┌─ Recorded information
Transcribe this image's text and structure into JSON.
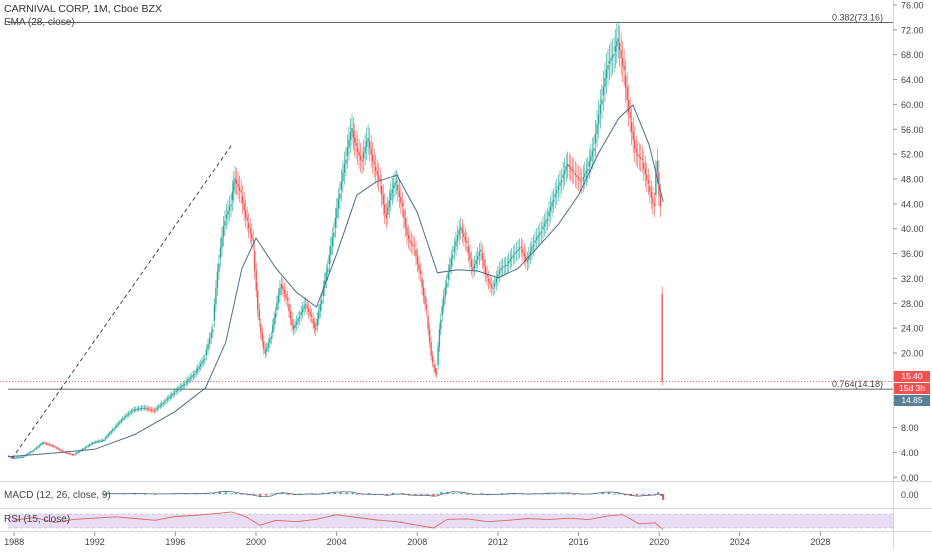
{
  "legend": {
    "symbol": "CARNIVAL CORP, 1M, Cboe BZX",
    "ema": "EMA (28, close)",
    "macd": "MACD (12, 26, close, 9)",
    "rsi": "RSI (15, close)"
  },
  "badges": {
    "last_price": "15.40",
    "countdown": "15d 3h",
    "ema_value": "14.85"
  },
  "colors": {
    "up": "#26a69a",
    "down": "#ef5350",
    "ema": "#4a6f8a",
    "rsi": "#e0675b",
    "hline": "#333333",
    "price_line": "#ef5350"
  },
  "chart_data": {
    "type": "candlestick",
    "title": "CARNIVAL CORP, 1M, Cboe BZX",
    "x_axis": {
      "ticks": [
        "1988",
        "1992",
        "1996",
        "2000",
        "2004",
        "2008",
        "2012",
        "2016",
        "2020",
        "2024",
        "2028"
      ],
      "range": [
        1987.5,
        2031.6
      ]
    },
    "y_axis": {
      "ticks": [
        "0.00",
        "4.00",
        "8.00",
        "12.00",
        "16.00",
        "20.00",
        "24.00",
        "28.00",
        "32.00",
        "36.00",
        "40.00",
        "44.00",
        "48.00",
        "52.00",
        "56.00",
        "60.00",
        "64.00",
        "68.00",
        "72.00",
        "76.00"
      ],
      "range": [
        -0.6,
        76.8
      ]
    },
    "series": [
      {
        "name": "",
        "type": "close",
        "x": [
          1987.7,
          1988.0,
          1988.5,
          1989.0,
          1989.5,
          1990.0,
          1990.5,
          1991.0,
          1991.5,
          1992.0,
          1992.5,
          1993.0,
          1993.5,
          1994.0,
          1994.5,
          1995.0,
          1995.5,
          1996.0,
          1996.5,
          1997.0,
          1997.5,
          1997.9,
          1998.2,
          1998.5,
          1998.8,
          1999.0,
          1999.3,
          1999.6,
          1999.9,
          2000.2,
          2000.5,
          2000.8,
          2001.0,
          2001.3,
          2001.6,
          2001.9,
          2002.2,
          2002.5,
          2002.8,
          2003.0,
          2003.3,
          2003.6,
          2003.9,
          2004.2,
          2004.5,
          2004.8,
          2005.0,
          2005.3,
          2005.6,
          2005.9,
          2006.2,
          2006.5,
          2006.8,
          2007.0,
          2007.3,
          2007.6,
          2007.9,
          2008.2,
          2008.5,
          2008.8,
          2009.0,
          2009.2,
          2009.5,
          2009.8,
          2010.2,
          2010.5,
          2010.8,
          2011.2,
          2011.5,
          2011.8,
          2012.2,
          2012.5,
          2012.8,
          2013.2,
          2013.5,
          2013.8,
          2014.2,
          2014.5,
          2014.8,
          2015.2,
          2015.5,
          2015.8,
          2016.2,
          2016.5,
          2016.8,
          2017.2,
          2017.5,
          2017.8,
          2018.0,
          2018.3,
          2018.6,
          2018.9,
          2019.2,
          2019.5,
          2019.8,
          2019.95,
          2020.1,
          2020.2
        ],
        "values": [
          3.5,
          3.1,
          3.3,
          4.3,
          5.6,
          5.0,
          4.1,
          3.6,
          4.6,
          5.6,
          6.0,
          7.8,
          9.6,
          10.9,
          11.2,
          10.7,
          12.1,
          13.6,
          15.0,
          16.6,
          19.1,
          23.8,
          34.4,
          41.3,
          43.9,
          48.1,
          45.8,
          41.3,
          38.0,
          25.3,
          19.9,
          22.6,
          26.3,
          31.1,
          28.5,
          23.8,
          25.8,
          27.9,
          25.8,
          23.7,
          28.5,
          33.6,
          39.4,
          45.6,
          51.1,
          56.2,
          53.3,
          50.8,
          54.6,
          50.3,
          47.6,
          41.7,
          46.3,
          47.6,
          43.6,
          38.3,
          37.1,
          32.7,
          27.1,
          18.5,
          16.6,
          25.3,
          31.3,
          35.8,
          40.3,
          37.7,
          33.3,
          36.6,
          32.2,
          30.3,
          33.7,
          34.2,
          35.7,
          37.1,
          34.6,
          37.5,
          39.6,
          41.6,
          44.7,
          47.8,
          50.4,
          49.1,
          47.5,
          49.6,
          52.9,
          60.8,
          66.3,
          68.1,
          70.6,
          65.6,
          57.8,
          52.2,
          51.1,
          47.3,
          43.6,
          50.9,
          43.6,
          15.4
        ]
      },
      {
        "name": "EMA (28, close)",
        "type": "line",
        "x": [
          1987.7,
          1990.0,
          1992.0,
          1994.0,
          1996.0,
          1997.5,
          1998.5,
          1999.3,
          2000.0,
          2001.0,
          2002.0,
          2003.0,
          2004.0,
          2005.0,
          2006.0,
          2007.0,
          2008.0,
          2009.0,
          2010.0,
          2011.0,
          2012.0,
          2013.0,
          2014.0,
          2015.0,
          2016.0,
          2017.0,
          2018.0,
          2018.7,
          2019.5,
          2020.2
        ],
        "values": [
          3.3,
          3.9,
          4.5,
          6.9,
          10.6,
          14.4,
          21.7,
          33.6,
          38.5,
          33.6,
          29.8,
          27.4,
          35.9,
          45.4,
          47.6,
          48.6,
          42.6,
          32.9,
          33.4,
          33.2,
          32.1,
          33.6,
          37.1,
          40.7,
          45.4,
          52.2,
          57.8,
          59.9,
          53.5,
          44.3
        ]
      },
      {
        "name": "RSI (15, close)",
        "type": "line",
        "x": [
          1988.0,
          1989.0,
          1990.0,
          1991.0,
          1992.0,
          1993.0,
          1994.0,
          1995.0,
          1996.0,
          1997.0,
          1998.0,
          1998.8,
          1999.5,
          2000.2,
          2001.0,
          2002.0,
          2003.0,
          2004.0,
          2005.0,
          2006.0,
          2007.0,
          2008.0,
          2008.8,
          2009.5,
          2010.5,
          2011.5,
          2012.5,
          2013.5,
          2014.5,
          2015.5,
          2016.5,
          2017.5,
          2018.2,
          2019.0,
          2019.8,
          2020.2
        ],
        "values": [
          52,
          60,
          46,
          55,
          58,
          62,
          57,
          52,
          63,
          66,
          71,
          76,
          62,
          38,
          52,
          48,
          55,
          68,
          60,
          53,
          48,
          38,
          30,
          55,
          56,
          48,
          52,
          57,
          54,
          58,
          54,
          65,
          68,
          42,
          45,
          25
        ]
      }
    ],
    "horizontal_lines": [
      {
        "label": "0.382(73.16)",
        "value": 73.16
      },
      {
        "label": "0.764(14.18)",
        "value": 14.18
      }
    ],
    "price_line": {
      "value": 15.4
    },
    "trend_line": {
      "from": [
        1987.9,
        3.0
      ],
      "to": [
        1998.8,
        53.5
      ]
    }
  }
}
└─
- **Your goal**
Using the listing above, pull out all lines that hold the word "CORP".

- **Result of the task**
    "symbol": "CARNIVAL CORP, 1M, Cboe BZX",
    "title": "CARNIVAL CORP, 1M, Cboe BZX",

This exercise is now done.